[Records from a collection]
———
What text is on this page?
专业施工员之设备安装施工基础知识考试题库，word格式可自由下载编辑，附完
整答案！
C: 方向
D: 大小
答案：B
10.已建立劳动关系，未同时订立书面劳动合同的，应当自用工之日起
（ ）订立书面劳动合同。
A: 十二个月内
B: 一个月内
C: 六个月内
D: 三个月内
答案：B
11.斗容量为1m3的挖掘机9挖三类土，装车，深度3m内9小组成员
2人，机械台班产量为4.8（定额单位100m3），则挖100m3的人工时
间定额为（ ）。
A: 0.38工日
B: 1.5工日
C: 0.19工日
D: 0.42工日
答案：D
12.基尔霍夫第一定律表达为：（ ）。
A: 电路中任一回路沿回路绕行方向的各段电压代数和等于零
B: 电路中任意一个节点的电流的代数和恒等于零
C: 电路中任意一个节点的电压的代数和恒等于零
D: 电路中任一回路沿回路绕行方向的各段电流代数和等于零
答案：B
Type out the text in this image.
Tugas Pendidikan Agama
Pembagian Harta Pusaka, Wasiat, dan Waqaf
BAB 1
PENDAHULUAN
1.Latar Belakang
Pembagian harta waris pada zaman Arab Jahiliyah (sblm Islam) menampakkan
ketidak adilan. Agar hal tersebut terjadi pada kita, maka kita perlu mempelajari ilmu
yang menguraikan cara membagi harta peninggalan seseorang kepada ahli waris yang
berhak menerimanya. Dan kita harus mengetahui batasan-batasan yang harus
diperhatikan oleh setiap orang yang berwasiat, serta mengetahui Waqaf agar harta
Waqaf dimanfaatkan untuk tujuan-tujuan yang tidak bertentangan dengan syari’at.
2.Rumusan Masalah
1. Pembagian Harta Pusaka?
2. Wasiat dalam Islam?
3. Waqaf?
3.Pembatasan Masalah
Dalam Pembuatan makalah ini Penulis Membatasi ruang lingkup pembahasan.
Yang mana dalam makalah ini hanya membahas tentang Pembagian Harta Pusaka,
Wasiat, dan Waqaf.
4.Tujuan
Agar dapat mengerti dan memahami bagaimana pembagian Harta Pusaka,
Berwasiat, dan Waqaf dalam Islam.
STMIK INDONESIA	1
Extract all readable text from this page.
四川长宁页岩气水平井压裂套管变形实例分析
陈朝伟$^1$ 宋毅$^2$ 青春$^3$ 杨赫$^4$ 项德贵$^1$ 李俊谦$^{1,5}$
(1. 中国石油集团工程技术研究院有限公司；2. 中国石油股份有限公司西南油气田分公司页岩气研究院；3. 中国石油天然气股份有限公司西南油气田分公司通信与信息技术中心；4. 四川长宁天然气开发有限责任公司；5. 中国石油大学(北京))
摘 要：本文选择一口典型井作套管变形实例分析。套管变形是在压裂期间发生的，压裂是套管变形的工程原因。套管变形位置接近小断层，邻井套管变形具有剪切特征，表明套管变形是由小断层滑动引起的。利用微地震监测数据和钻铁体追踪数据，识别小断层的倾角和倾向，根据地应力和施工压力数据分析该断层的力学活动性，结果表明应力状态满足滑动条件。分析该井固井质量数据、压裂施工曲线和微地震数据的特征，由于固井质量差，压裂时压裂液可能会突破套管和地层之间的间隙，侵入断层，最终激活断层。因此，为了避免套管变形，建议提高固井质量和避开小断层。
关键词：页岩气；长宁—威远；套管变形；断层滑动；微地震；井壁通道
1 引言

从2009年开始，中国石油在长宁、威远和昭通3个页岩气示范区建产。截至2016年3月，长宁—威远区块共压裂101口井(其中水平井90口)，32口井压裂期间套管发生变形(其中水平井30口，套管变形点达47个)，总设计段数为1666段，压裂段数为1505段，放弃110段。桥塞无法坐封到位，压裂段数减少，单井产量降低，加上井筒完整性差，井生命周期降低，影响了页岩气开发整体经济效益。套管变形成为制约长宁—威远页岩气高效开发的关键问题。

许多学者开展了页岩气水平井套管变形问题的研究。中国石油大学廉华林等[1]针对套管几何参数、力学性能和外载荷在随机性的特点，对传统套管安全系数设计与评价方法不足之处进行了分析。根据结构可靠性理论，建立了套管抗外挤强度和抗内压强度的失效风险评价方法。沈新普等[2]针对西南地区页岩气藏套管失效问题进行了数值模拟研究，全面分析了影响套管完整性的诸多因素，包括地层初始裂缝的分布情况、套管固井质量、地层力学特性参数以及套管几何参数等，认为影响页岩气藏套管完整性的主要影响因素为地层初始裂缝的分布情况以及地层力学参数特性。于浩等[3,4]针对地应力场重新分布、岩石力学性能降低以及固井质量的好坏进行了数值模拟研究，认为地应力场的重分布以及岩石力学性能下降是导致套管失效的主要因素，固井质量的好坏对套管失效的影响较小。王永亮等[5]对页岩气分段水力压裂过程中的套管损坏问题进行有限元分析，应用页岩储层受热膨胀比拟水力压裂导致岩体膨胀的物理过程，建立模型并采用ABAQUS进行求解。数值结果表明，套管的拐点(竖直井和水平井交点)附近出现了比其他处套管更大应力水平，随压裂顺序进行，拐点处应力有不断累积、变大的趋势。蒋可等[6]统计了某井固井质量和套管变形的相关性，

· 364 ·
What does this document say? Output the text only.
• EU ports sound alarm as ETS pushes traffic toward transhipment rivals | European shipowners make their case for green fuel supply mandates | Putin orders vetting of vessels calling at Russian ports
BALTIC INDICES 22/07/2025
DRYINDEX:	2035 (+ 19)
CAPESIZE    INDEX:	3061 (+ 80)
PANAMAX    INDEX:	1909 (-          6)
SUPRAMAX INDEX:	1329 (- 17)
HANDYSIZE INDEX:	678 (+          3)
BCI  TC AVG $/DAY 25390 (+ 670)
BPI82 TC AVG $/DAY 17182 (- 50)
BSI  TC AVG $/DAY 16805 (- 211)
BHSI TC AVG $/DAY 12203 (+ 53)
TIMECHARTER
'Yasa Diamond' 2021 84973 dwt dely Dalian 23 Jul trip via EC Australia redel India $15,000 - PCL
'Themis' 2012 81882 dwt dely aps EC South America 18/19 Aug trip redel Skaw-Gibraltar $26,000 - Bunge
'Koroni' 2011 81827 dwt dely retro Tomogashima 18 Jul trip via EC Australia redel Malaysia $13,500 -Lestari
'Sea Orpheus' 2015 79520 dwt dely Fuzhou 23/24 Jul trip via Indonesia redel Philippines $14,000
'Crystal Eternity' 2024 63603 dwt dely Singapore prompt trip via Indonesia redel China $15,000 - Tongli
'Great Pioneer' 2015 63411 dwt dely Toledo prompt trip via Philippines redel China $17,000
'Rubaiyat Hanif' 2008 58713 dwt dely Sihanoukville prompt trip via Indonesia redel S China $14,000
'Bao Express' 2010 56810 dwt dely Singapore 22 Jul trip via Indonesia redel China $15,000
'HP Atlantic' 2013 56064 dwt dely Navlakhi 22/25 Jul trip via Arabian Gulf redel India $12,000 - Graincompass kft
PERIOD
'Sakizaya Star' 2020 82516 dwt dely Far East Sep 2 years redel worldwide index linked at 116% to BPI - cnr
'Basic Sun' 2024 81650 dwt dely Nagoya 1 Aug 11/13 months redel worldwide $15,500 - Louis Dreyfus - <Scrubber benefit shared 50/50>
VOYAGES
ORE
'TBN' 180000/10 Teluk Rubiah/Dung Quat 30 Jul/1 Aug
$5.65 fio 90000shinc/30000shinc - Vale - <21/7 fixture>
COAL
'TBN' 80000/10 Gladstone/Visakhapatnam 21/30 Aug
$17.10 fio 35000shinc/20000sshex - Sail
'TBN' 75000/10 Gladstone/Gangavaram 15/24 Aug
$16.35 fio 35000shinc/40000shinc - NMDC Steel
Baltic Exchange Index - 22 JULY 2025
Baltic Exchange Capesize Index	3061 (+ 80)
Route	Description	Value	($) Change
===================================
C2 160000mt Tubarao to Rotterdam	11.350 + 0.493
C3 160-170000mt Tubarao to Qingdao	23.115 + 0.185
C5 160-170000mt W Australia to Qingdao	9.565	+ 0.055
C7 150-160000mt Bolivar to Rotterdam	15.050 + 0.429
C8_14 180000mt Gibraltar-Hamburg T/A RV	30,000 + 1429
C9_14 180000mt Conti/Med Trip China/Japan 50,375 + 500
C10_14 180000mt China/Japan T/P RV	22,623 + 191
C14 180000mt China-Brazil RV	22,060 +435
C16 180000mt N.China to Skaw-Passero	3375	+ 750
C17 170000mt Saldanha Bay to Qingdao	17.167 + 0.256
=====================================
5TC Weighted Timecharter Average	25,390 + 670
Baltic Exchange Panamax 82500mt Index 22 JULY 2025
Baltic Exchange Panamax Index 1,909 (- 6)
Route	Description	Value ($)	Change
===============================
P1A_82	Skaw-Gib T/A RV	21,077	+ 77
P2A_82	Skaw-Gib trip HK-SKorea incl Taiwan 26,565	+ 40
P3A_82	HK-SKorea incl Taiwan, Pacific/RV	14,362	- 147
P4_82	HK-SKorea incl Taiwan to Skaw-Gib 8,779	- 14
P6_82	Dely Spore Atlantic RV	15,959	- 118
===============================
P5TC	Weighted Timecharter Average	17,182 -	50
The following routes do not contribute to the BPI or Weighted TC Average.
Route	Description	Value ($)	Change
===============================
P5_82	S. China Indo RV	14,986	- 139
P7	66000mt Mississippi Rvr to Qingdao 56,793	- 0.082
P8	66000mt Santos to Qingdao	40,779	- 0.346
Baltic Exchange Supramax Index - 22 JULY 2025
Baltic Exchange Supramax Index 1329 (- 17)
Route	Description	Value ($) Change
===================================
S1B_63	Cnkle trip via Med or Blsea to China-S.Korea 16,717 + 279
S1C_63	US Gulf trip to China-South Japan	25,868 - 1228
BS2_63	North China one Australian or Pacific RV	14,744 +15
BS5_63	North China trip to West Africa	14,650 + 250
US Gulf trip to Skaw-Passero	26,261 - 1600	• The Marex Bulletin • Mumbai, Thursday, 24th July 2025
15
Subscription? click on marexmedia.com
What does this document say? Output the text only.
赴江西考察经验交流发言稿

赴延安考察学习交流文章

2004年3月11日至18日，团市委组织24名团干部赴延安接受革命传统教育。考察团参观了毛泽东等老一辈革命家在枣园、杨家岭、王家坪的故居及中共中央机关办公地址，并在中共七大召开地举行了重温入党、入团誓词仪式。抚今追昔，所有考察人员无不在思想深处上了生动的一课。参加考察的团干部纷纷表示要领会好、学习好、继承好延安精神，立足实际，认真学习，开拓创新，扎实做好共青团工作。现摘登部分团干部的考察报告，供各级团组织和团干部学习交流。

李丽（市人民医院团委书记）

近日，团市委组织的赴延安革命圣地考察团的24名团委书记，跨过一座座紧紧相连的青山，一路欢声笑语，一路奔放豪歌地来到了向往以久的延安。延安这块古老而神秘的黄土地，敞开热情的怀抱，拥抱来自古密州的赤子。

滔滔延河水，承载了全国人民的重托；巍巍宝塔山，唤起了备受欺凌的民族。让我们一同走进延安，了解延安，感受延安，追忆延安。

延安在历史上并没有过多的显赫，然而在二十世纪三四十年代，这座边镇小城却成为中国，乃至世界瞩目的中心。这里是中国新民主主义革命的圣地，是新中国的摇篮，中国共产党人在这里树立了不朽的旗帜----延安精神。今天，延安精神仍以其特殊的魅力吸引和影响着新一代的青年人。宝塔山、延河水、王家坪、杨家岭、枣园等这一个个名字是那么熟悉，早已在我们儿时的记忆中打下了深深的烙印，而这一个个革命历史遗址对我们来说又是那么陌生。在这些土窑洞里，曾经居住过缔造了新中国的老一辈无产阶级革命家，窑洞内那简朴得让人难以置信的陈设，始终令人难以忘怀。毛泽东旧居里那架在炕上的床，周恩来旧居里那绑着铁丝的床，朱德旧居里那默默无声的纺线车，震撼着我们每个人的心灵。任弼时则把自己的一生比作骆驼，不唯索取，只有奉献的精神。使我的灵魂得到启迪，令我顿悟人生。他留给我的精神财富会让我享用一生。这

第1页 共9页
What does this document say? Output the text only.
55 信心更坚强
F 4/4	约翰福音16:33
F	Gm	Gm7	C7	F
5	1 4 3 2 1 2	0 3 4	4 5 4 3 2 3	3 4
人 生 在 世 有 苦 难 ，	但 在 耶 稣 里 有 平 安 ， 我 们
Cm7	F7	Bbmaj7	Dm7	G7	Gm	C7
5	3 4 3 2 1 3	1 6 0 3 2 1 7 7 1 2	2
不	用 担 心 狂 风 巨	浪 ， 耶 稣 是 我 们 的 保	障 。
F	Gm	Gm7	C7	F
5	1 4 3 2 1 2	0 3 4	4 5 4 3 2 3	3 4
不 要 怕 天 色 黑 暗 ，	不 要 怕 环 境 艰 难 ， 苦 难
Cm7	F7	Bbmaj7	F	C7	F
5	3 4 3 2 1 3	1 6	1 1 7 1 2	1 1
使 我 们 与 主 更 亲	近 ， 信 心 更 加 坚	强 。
———
§ **Brief**:
Indicate how many lines of the material include the word "Qingdao"; the number alone is required.

§ **Response to this exercise**:
5